Read the data and repeat it in full, exactly.

★ ★ ★ ★ ★ ★ ★

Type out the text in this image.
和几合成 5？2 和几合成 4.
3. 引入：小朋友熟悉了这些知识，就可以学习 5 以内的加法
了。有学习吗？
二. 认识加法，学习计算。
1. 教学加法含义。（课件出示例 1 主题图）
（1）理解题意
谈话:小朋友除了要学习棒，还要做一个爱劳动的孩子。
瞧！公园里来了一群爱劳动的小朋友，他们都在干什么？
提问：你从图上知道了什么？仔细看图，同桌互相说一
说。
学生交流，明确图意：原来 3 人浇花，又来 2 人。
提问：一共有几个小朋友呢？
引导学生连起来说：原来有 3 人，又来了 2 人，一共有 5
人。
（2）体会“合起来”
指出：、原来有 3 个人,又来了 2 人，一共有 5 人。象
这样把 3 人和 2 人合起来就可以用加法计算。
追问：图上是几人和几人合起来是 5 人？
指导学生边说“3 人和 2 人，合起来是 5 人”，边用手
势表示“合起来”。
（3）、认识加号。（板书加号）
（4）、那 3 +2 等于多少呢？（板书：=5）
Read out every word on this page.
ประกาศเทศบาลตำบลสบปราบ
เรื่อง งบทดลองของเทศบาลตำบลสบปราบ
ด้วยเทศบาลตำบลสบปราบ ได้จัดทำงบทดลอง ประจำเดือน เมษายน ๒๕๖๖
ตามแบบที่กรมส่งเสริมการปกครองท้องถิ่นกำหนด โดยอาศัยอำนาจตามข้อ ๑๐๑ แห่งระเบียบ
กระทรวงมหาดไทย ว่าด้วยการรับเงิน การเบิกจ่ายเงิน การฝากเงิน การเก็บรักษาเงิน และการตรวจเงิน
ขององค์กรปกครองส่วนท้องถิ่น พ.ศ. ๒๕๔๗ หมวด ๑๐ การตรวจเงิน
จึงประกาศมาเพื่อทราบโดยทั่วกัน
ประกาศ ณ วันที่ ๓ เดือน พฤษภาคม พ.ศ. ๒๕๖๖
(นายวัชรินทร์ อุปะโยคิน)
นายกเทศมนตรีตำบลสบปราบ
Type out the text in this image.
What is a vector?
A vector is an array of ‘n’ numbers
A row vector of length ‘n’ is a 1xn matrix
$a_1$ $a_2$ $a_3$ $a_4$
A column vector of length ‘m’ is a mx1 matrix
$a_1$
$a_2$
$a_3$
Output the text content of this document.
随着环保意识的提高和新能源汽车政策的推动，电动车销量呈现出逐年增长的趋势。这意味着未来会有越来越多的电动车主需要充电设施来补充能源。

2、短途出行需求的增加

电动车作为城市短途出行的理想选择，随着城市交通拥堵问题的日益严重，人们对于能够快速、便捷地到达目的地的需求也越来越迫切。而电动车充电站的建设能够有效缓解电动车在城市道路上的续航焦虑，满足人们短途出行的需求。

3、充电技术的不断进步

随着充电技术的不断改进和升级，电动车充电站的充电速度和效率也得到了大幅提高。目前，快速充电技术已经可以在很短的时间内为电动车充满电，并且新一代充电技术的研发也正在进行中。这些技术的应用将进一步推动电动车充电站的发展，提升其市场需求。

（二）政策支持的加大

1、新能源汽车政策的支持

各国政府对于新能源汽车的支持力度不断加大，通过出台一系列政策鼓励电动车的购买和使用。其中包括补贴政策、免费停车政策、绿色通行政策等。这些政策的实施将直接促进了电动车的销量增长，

★ ★ ★ ★ ★ ★ ★

EXPECTED ANSWER:
Type out the text in this image.
和几合成 5？2 和几合成 4.
3. 引入：小朋友熟悉了这些知识，就可以学习 5 以内的加法
了。有学习吗？
二. 认识加法，学习计算。
1. 教学加法含义。（课件出示例 1 主题图）
（1）理解题意
谈话:小朋友除了要学习棒，还要做一个爱劳动的孩子。
瞧！公园里来了一群爱劳动的小朋友，他们都在干什么？
提问：你从图上知道了什么？仔细看图，同桌互相说一
说。
学生交流，明确图意：原来 3 人浇花，又来 2 人。
提问：一共有几个小朋友呢？
引导学生连起来说：原来有 3 人，又来了 2 人，一共有 5
人。
（2）体会“合起来”
指出：、原来有 3 个人,又来了 2 人，一共有 5 人。象
这样把 3 人和 2 人合起来就可以用加法计算。
追问：图上是几人和几人合起来是 5 人？
指导学生边说“3 人和 2 人，合起来是 5 人”，边用手
势表示“合起来”。
（3）、认识加号。（板书加号）
（4）、那 3 +2 等于多少呢？（板书：=5）
Read out every word on this page.
ประกาศเทศบาลตำบลสบปราบ
เรื่อง งบทดลองของเทศบาลตำบลสบปราบ
ด้วยเทศบาลตำบลสบปราบ ได้จัดทำงบทดลอง ประจำเดือน เมษายน ๒๕๖๖
ตามแบบที่กรมส่งเสริมการปกครองท้องถิ่นกำหนด โดยอาศัยอำนาจตามข้อ ๑๐๑ แห่งระเบียบ
กระทรวงมหาดไทย ว่าด้วยการรับเงิน การเบิกจ่ายเงิน การฝากเงิน การเก็บรักษาเงิน และการตรวจเงิน
ขององค์กรปกครองส่วนท้องถิ่น พ.ศ. ๒๕๔๗ หมวด ๑๐ การตรวจเงิน
จึงประกาศมาเพื่อทราบโดยทั่วกัน
ประกาศ ณ วันที่ ๓ เดือน พฤษภาคม พ.ศ. ๒๕๖๖
(นายวัชรินทร์ อุปะโยคิน)
นายกเทศมนตรีตำบลสบปราบ
Type out the text in this image.
What is a vector?
A vector is an array of ‘n’ numbers
A row vector of length ‘n’ is a 1xn matrix
$a_1$ $a_2$ $a_3$ $a_4$
A column vector of length ‘m’ is a mx1 matrix
$a_1$
$a_2$
$a_3$
Output the text content of this document.
随着环保意识的提高和新能源汽车政策的推动，电动车销量呈现出逐年增长的趋势。这意味着未来会有越来越多的电动车主需要充电设施来补充能源。

2、短途出行需求的增加

电动车作为城市短途出行的理想选择，随着城市交通拥堵问题的日益严重，人们对于能够快速、便捷地到达目的地的需求也越来越迫切。而电动车充电站的建设能够有效缓解电动车在城市道路上的续航焦虑，满足人们短途出行的需求。

3、充电技术的不断进步

随着充电技术的不断改进和升级，电动车充电站的充电速度和效率也得到了大幅提高。目前，快速充电技术已经可以在很短的时间内为电动车充满电，并且新一代充电技术的研发也正在进行中。这些技术的应用将进一步推动电动车充电站的发展，提升其市场需求。

（二）政策支持的加大

1、新能源汽车政策的支持

各国政府对于新能源汽车的支持力度不断加大，通过出台一系列政策鼓励电动车的购买和使用。其中包括补贴政策、免费停车政策、绿色通行政策等。这些政策的实施将直接促进了电动车的销量增长，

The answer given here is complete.